• _What to do_: Present the data once more in exactly its original form.

• _Data to use_:
-------
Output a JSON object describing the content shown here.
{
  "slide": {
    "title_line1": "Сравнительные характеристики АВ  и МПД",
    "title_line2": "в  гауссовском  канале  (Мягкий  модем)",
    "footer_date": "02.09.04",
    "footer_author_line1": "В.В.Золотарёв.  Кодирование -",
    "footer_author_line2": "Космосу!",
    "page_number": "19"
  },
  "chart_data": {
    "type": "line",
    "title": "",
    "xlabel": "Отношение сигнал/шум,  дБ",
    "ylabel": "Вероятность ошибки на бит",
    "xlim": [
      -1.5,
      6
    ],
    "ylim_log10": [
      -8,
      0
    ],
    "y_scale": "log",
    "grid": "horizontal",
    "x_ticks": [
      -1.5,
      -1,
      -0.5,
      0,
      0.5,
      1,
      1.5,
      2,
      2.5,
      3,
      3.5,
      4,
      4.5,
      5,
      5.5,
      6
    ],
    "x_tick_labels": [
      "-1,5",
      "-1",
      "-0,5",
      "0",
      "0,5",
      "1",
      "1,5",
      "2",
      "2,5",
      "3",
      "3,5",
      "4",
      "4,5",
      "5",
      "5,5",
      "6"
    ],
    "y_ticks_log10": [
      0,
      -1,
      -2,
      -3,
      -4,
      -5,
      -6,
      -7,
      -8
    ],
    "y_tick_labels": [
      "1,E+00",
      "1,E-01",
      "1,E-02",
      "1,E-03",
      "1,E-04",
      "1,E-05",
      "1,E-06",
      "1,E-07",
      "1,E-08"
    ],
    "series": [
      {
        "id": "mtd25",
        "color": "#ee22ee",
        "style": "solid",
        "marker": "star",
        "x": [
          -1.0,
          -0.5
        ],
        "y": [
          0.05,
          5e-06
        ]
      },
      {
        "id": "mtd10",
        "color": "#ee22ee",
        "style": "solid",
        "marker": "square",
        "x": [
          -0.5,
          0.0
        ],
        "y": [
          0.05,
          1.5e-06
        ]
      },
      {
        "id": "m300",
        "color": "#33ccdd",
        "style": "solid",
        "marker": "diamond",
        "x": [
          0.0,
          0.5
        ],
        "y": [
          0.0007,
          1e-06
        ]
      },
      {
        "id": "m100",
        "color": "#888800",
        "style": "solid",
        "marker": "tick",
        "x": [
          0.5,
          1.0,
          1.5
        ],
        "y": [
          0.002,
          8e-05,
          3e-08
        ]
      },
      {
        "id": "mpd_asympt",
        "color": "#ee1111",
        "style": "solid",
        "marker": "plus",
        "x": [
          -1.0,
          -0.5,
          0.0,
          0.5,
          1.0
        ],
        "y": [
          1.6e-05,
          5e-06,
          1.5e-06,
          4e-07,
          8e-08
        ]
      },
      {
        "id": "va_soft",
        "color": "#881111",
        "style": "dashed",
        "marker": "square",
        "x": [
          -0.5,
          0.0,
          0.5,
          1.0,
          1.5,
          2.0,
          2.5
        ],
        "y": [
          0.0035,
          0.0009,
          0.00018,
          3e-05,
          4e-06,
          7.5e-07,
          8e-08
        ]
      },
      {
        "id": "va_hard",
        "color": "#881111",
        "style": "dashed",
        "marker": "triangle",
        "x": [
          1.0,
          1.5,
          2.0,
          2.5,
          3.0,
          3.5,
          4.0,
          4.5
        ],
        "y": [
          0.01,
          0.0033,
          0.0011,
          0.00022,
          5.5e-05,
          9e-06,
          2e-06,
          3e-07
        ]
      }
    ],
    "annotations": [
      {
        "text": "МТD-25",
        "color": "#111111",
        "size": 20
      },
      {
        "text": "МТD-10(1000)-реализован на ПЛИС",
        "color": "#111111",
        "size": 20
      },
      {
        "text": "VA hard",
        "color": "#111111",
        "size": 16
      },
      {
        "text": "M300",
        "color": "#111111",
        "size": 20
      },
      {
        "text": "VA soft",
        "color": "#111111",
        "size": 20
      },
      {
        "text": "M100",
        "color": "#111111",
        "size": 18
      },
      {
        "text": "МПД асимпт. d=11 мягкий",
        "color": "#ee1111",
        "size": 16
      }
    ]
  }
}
-------
• _The answer_:
Output a JSON object describing the content shown here.
{
  "slide": {
    "title_line1": "Сравнительные характеристики АВ  и МПД",
    "title_line2": "в  гауссовском  канале  (Мягкий  модем)",
    "footer_date": "02.09.04",
    "footer_author_line1": "В.В.Золотарёв.  Кодирование -",
    "footer_author_line2": "Космосу!",
    "page_number": "19"
  },
  "chart_data": {
    "type": "line",
    "title": "",
    "xlabel": "Отношение сигнал/шум,  дБ",
    "ylabel": "Вероятность ошибки на бит",
    "xlim": [
      -1.5,
      6
    ],
    "ylim_log10": [
      -8,
      0
    ],
    "y_scale": "log",
    "grid": "horizontal",
    "x_ticks": [
      -1.5,
      -1,
      -0.5,
      0,
      0.5,
      1,
      1.5,
      2,
      2.5,
      3,
      3.5,
      4,
      4.5,
      5,
      5.5,
      6
    ],
    "x_tick_labels": [
      "-1,5",
      "-1",
      "-0,5",
      "0",
      "0,5",
      "1",
      "1,5",
      "2",
      "2,5",
      "3",
      "3,5",
      "4",
      "4,5",
      "5",
      "5,5",
      "6"
    ],
    "y_ticks_log10": [
      0,
      -1,
      -2,
      -3,
      -4,
      -5,
      -6,
      -7,
      -8
    ],
    "y_tick_labels": [
      "1,E+00",
      "1,E-01",
      "1,E-02",
      "1,E-03",
      "1,E-04",
      "1,E-05",
      "1,E-06",
      "1,E-07",
      "1,E-08"
    ],
    "series": [
      {
        "id": "mtd25",
        "color": "#ee22ee",
        "style": "solid",
        "marker": "star",
        "x": [
          -1.0,
          -0.5
        ],
        "y": [
          0.05,
          5e-06
        ]
      },
      {
        "id": "mtd10",
        "color": "#ee22ee",
        "style": "solid",
        "marker": "square",
        "x": [
          -0.5,
          0.0
        ],
        "y": [
          0.05,
          1.5e-06
        ]
      },
      {
        "id": "m300",
        "color": "#33ccdd",
        "style": "solid",
        "marker": "diamond",
        "x": [
          0.0,
          0.5
        ],
        "y": [
          0.0007,
          1e-06
        ]
      },
      {
        "id": "m100",
        "color": "#888800",
        "style": "solid",
        "marker": "tick",
        "x": [
          0.5,
          1.0,
          1.5
        ],
        "y": [
          0.002,
          8e-05,
          3e-08
        ]
      },
      {
        "id": "mpd_asympt",
        "color": "#ee1111",
        "style": "solid",
        "marker": "plus",
        "x": [
          -1.0,
          -0.5,
          0.0,
          0.5,
          1.0
        ],
        "y": [
          1.6e-05,
          5e-06,
          1.5e-06,
          4e-07,
          8e-08
        ]
      },
      {
        "id": "va_soft",
        "color": "#881111",
        "style": "dashed",
        "marker": "square",
        "x": [
          -0.5,
          0.0,
          0.5,
          1.0,
          1.5,
          2.0,
          2.5
        ],
        "y": [
          0.0035,
          0.0009,
          0.00018,
          3e-05,
          4e-06,
          7.5e-07,
          8e-08
        ]
      },
      {
        "id": "va_hard",
        "color": "#881111",
        "style": "dashed",
        "marker": "triangle",
        "x": [
          1.0,
          1.5,
          2.0,
          2.5,
          3.0,
          3.5,
          4.0,
          4.5
        ],
        "y": [
          0.01,
          0.0033,
          0.0011,
          0.00022,
          5.5e-05,
          9e-06,
          2e-06,
          3e-07
        ]
      }
    ],
    "annotations": [
      {
        "text": "МТD-25",
        "color": "#111111",
        "size": 20
      },
      {
        "text": "МТD-10(1000)-реализован на ПЛИС",
        "color": "#111111",
        "size": 20
      },
      {
        "text": "VA hard",
        "color": "#111111",
        "size": 16
      },
      {
        "text": "M300",
        "color": "#111111",
        "size": 20
      },
      {
        "text": "VA soft",
        "color": "#111111",
        "size": 20
      },
      {
        "text": "M100",
        "color": "#111111",
        "size": 18
      },
      {
        "text": "МПД асимпт. d=11 мягкий",
        "color": "#ee1111",
        "size": 16
      }
    ]
  }
}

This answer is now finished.